コレクションの記録
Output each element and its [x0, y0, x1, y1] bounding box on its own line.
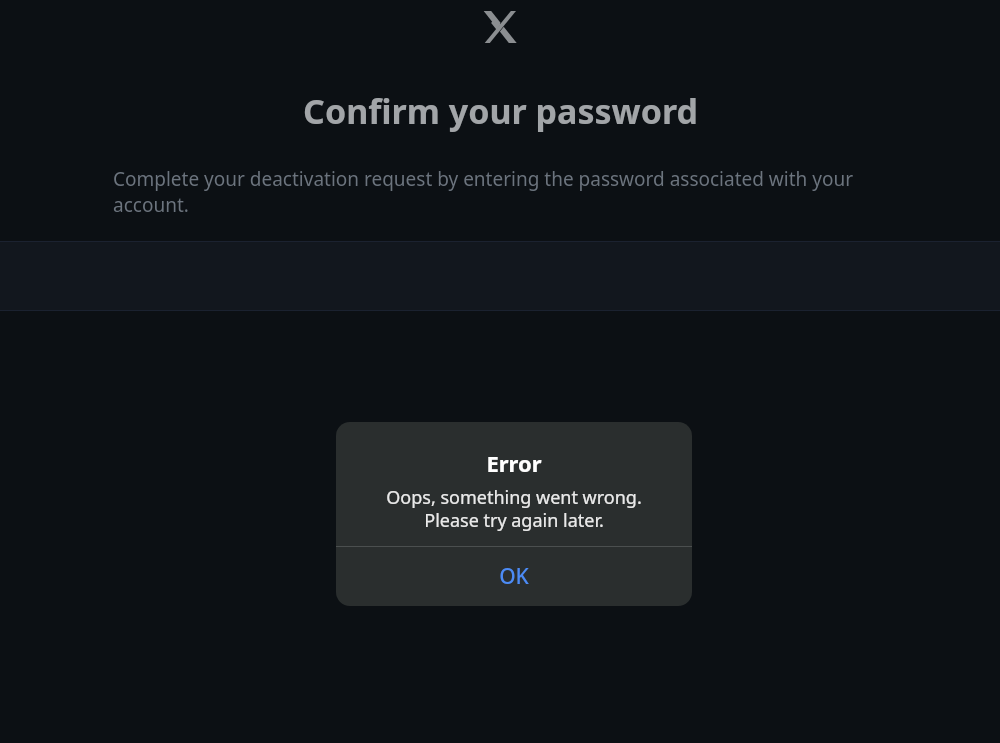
staticText: Confirm your password: [303, 88, 698, 134]
staticText: Error: [486, 448, 542, 478]
other: X: [483, 10, 517, 44]
button[interactable]: OK: [336, 547, 692, 606]
staticText: Oops, something went wrong. Please try a…: [361, 485, 667, 532]
staticText: OK: [499, 562, 529, 591]
staticText: Complete your deactivation request by en…: [113, 166, 880, 218]
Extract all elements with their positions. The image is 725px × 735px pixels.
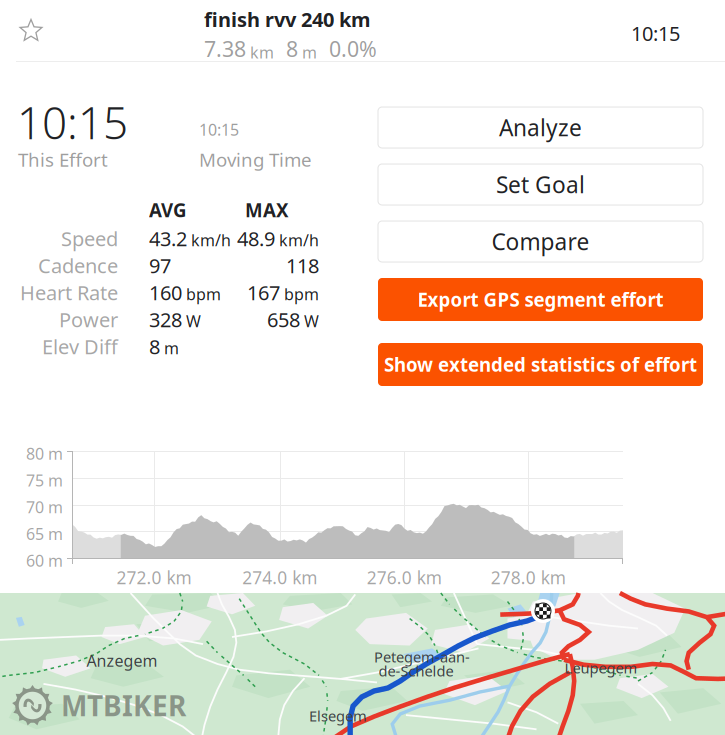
staticText: 48.9 bbox=[237, 225, 275, 252]
staticText: 70 m bbox=[26, 496, 63, 518]
staticText: 7.38 bbox=[204, 35, 246, 63]
staticText: 160 bbox=[149, 279, 182, 306]
staticText: bpm bbox=[280, 283, 319, 305]
button[interactable]: Show extended statistics of effort bbox=[378, 343, 703, 386]
staticText: Export GPS segment effort bbox=[418, 287, 664, 312]
staticText: finish rvv 240 km bbox=[204, 6, 371, 33]
staticText: 97 bbox=[149, 252, 171, 279]
staticText: 167 bbox=[247, 279, 280, 306]
button[interactable]: Compare bbox=[378, 221, 703, 262]
staticText: bpm bbox=[182, 283, 221, 305]
staticText: Petegem-aan- bbox=[374, 647, 470, 666]
staticText: Anzegem bbox=[86, 650, 158, 671]
staticText: 328 bbox=[149, 306, 182, 333]
staticText: 272.0 km bbox=[117, 566, 192, 589]
staticText: Show extended statistics of effort bbox=[384, 352, 697, 377]
button[interactable]: Analyze bbox=[378, 107, 703, 148]
button[interactable]: Star segment bbox=[9, 9, 53, 53]
staticText: 658 bbox=[267, 306, 300, 333]
staticText: 60 m bbox=[26, 550, 63, 571]
staticText: 43.2 bbox=[149, 225, 187, 252]
staticText: 65 m bbox=[26, 523, 63, 544]
button[interactable]: Set Goal bbox=[378, 164, 703, 205]
staticText: Cadence bbox=[38, 252, 118, 279]
staticText: 10:15 bbox=[199, 119, 239, 140]
staticText: AVG bbox=[149, 198, 187, 222]
staticText: 274.0 km bbox=[242, 566, 317, 589]
staticText: m bbox=[160, 337, 179, 359]
staticText: Power bbox=[59, 306, 118, 333]
staticText: MTBIKER bbox=[61, 687, 186, 724]
staticText: Moving Time bbox=[199, 147, 312, 172]
staticText: This Effort bbox=[18, 147, 108, 172]
staticText: km bbox=[246, 42, 274, 63]
staticText: 75 m bbox=[26, 470, 63, 491]
staticText: km/h bbox=[275, 229, 319, 251]
staticText: km/h bbox=[187, 229, 231, 251]
staticText: Leupegem bbox=[564, 658, 638, 678]
staticText: W bbox=[182, 310, 201, 332]
staticText: 276.0 km bbox=[367, 566, 442, 589]
staticText: 8 bbox=[274, 35, 298, 63]
staticText: Heart Rate bbox=[20, 279, 118, 306]
staticText: 0.0% bbox=[317, 35, 377, 63]
staticText: Elsegem bbox=[309, 706, 367, 726]
staticText: Analyze bbox=[499, 112, 582, 142]
staticText: W bbox=[300, 310, 319, 332]
staticText: Set Goal bbox=[496, 169, 585, 200]
staticText: 10:15 bbox=[17, 93, 128, 151]
staticText: Elev Diff bbox=[42, 333, 118, 360]
staticText: 118 bbox=[286, 252, 319, 279]
staticText: Speed bbox=[61, 225, 118, 252]
staticText: 80 m bbox=[26, 443, 63, 464]
staticText: 10:15 bbox=[631, 20, 680, 47]
staticText: m bbox=[298, 42, 317, 63]
staticText: MAX bbox=[245, 198, 289, 222]
staticText: de-Schelde bbox=[378, 661, 454, 680]
staticText: Compare bbox=[492, 226, 590, 256]
staticText: 8 bbox=[149, 333, 160, 360]
button[interactable]: Export GPS segment effort bbox=[378, 278, 703, 321]
staticText: 278.0 km bbox=[491, 566, 566, 589]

記述問題. 資料のうち、「staticText: Confirm your」を含む行から下へ「Extract all elements」を含む行までを、両端の行も含めて一字一句変えずに再掲せよ。

本問の解答.
staticText: Confirm your password: [303, 88, 698, 134]
staticText: Error: [486, 448, 542, 478]
other: X: [483, 10, 517, 44]
button[interactable]: OK: [336, 547, 692, 606]
staticText: Oops, something went wrong. Please try a…: [361, 485, 667, 532]
staticText: OK: [499, 562, 529, 591]
staticText: Complete your deactivation request by en…: [113, 166, 880, 218]
Extract all elements with their positions. The image is 725px × 735px pixels.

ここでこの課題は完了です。